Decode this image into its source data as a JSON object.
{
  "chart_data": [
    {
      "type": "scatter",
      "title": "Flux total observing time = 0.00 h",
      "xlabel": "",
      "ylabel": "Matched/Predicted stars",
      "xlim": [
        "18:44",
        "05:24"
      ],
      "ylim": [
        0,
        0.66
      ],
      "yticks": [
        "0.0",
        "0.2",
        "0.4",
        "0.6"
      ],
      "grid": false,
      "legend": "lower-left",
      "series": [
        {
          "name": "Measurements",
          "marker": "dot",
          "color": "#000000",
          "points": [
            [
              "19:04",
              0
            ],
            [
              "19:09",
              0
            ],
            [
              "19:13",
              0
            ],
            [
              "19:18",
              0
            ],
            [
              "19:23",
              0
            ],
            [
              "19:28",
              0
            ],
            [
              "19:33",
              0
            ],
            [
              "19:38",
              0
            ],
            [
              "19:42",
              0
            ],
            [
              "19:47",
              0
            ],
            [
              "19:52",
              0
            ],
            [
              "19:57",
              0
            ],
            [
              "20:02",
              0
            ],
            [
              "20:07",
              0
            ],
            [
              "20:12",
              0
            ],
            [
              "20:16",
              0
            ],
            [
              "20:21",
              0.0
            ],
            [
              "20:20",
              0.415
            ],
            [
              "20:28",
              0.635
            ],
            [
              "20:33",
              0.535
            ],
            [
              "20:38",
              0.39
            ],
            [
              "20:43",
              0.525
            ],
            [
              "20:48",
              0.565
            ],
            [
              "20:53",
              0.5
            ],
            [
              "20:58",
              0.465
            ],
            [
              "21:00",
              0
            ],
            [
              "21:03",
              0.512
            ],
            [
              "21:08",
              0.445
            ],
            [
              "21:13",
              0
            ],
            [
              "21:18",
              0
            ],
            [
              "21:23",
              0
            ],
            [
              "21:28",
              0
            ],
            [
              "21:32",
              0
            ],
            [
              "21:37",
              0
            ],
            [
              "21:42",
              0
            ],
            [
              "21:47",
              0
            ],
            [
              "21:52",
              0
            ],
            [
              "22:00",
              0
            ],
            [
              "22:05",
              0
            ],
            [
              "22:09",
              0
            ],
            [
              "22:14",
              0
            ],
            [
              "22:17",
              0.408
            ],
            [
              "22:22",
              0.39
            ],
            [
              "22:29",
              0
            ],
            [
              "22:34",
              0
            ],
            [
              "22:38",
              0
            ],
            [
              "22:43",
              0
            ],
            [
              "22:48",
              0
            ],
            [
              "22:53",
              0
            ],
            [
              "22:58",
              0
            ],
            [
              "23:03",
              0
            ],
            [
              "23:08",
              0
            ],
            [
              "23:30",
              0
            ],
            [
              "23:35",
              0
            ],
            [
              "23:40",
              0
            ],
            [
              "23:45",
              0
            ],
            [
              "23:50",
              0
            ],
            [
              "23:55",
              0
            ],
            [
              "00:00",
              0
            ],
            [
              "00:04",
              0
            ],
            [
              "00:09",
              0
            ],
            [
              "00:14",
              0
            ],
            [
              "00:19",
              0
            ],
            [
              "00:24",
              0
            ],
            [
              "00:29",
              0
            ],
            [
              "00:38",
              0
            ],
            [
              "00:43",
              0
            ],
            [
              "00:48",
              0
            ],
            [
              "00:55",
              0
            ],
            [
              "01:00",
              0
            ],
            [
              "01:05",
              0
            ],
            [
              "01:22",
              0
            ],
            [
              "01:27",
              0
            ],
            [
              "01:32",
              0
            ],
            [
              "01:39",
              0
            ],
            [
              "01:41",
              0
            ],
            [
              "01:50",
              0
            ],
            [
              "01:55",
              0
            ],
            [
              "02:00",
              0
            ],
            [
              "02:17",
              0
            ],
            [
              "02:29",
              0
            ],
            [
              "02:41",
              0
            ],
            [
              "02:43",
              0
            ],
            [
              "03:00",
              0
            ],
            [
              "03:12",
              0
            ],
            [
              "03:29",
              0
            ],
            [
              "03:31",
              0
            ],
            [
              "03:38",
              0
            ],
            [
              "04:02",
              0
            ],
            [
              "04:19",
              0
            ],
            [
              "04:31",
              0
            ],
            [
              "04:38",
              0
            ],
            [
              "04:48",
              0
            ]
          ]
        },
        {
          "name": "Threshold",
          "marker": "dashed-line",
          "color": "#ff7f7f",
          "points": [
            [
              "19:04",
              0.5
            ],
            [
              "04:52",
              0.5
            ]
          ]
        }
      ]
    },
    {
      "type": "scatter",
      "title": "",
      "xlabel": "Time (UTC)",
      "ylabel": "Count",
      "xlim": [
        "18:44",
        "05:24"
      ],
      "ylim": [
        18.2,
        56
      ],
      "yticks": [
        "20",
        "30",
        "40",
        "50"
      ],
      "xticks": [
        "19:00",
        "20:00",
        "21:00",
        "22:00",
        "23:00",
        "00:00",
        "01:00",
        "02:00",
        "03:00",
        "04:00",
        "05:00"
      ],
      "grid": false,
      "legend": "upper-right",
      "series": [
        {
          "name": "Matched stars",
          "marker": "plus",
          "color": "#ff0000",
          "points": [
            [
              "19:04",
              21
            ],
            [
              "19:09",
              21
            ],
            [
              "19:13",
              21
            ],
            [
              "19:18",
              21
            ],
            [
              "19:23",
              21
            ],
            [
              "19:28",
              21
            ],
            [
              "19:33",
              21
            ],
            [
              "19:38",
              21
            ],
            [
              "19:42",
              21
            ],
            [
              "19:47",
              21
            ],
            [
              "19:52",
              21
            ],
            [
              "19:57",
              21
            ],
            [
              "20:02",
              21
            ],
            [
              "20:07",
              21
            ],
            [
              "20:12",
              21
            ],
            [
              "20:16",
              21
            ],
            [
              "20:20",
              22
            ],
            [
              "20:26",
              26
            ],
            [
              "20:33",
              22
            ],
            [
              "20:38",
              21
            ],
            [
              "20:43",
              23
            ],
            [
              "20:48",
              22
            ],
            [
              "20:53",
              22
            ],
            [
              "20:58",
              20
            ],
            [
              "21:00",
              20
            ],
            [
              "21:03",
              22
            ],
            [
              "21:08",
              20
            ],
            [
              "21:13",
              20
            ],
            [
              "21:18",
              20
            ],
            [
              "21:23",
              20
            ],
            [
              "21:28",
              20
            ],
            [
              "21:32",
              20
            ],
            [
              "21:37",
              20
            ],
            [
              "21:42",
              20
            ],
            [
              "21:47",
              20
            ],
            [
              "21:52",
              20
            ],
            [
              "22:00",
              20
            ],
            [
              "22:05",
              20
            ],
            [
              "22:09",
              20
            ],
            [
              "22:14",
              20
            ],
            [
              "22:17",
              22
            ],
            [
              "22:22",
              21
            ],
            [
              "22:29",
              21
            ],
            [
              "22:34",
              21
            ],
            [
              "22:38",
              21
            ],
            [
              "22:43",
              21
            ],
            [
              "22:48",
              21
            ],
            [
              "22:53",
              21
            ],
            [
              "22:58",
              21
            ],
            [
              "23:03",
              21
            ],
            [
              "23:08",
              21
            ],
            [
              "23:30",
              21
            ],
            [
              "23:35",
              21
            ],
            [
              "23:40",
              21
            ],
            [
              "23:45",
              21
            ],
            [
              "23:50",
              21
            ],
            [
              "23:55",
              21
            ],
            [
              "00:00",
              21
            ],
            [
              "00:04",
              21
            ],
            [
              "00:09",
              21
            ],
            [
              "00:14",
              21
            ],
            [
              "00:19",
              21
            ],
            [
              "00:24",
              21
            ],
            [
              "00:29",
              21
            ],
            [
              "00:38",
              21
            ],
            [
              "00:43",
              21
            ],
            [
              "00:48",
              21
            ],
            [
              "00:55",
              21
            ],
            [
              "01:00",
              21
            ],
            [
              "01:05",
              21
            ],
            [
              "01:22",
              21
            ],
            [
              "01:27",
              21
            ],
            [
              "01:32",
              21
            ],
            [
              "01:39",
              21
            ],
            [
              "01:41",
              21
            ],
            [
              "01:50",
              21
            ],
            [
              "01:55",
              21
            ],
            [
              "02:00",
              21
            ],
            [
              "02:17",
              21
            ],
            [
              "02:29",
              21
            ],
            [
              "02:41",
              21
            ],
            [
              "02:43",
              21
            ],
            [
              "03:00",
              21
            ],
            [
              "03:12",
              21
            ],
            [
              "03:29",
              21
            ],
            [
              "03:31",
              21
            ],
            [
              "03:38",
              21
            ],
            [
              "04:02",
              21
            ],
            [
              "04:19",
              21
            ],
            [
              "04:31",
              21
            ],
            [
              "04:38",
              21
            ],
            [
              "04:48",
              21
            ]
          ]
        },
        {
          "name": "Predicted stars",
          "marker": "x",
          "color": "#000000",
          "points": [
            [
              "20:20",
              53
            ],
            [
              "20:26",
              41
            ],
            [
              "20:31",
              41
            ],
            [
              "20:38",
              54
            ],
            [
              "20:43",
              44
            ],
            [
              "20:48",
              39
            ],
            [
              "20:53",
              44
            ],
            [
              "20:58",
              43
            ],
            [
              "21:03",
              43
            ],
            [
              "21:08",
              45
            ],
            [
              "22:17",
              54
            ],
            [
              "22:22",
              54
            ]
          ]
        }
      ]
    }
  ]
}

━━━

Task goal: Find every line that has "ylabel" in it, then return those lines.

Final result:
      "ylabel": "Matched/Predicted stars",
      "ylabel": "Count",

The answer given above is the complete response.